───── Entries provided
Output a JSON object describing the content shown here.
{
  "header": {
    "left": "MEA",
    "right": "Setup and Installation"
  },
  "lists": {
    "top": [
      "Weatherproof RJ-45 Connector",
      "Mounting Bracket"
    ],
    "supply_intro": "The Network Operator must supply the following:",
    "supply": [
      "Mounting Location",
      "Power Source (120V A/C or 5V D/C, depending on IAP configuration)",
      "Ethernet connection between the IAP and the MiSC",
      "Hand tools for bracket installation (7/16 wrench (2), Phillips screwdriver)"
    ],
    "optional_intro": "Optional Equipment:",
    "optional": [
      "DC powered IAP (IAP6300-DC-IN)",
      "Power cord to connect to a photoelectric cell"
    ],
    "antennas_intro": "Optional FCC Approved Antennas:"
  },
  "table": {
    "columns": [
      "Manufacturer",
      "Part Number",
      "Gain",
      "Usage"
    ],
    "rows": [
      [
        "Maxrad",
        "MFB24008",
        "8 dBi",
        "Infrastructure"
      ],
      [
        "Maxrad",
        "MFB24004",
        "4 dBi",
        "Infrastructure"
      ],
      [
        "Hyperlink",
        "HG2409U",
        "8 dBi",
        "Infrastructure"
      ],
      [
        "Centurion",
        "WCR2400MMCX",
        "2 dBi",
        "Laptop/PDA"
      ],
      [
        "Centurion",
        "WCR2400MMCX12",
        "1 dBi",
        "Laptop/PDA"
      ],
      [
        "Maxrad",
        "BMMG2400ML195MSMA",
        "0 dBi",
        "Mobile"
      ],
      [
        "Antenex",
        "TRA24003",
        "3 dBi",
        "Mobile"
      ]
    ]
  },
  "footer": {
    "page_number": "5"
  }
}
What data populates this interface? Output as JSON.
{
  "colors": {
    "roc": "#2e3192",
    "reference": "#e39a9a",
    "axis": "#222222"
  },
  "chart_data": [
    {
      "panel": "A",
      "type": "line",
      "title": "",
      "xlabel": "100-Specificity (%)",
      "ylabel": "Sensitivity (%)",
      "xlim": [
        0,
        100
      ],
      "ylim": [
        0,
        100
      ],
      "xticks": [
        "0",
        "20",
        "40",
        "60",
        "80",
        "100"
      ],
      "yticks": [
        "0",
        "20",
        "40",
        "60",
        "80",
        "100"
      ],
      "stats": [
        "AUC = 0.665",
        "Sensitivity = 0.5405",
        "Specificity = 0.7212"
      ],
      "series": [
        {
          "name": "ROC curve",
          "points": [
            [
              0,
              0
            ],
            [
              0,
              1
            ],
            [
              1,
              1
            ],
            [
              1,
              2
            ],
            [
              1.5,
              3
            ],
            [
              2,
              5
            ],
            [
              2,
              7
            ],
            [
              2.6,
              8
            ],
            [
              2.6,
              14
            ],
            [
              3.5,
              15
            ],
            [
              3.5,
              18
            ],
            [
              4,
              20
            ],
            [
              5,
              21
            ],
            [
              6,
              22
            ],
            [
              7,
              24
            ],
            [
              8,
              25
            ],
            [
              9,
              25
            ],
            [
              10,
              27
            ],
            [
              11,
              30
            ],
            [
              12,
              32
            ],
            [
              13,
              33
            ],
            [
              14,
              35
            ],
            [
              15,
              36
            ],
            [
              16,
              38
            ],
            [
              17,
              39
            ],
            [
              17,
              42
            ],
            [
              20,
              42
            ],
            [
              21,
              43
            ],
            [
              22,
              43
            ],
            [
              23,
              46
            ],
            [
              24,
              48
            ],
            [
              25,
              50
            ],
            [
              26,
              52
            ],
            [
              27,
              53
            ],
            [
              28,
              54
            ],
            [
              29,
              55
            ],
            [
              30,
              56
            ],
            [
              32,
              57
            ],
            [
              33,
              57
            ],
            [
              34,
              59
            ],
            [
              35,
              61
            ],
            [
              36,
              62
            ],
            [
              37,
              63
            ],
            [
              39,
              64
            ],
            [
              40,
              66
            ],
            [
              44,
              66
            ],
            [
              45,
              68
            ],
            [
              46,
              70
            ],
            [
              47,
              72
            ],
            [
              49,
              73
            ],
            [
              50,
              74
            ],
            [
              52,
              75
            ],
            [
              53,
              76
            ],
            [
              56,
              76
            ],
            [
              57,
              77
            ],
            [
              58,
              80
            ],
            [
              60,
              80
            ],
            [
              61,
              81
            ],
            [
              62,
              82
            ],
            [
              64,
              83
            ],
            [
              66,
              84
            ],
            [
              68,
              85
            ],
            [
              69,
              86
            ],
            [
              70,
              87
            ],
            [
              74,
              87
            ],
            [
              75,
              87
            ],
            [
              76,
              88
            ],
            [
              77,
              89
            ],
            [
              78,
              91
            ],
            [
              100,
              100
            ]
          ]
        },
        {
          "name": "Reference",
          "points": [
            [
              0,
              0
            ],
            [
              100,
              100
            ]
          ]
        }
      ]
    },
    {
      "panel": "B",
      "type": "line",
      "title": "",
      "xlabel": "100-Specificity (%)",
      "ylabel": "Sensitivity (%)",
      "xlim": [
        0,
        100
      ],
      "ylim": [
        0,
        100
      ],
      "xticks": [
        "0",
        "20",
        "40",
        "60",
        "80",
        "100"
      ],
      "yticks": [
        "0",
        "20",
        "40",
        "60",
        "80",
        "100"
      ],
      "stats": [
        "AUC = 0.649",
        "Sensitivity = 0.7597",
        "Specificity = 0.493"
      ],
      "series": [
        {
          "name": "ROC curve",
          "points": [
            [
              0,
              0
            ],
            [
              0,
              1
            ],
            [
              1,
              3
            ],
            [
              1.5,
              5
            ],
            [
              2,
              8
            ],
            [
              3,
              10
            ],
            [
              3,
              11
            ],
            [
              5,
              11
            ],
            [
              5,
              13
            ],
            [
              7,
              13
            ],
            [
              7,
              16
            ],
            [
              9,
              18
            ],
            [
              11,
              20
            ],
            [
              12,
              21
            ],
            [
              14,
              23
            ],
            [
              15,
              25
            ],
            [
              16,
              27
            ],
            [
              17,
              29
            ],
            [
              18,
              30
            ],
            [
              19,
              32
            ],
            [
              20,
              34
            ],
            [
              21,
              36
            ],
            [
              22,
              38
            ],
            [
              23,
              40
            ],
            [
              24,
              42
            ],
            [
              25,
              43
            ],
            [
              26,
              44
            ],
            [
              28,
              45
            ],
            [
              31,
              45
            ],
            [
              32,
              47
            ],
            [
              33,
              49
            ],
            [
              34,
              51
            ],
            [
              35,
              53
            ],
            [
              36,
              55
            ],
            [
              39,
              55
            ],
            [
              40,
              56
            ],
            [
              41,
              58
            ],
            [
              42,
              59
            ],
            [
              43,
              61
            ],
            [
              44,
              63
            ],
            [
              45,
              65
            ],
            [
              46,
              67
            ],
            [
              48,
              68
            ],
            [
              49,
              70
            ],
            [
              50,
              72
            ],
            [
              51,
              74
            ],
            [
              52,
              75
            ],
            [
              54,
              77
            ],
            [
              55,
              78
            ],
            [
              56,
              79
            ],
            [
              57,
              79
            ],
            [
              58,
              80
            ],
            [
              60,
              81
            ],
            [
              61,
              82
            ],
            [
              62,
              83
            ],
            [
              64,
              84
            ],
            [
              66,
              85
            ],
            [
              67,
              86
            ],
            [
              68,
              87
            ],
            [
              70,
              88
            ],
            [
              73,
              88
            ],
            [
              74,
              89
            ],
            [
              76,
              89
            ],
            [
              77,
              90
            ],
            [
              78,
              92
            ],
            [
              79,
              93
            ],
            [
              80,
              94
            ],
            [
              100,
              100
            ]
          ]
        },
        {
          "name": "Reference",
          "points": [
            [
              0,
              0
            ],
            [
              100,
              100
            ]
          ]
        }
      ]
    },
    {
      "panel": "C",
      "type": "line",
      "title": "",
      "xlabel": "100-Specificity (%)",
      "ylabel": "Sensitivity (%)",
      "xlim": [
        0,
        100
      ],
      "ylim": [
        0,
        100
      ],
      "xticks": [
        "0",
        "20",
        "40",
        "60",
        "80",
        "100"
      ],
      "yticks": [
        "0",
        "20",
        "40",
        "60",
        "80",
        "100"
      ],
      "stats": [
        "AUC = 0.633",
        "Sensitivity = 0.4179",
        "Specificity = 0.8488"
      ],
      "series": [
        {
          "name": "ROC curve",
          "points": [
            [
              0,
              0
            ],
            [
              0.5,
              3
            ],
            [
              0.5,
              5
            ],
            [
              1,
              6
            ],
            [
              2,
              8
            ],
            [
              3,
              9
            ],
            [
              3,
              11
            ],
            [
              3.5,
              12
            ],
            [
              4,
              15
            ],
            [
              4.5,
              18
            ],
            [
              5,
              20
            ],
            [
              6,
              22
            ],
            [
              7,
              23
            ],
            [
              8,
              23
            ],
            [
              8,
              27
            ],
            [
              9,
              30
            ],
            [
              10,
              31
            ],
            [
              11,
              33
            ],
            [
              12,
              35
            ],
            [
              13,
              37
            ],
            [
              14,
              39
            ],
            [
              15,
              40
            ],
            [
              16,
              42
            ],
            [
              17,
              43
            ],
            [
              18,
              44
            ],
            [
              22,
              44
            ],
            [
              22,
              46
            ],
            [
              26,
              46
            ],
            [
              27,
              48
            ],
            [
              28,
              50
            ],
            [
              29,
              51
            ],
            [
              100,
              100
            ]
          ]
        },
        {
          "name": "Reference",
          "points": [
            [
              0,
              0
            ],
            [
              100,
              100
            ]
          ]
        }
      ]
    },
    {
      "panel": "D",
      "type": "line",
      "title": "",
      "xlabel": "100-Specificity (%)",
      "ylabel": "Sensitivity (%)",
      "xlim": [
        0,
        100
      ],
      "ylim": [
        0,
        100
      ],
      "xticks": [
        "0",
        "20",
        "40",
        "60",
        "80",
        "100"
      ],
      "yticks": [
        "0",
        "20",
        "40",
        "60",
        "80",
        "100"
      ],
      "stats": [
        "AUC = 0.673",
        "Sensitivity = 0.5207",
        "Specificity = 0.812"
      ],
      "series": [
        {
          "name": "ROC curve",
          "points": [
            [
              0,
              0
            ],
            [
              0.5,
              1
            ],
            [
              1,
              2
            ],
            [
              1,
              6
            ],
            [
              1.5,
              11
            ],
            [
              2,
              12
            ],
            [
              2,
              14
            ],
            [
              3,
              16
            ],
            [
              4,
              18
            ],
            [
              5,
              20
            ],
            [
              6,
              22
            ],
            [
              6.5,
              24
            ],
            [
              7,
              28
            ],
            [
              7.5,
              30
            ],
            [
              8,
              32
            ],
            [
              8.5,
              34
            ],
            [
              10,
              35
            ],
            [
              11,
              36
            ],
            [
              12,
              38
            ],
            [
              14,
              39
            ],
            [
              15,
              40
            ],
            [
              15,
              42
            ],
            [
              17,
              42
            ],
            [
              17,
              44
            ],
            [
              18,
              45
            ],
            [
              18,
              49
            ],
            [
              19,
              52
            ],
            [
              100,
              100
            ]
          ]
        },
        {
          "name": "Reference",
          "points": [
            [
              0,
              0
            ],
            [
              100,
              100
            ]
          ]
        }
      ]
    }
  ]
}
──────────
Given instruction >>
Pick out the lines that include the word "Mounting" and write them out.

Answer to the exercise >>
      "Mounting Bracket"
      "Mounting Location",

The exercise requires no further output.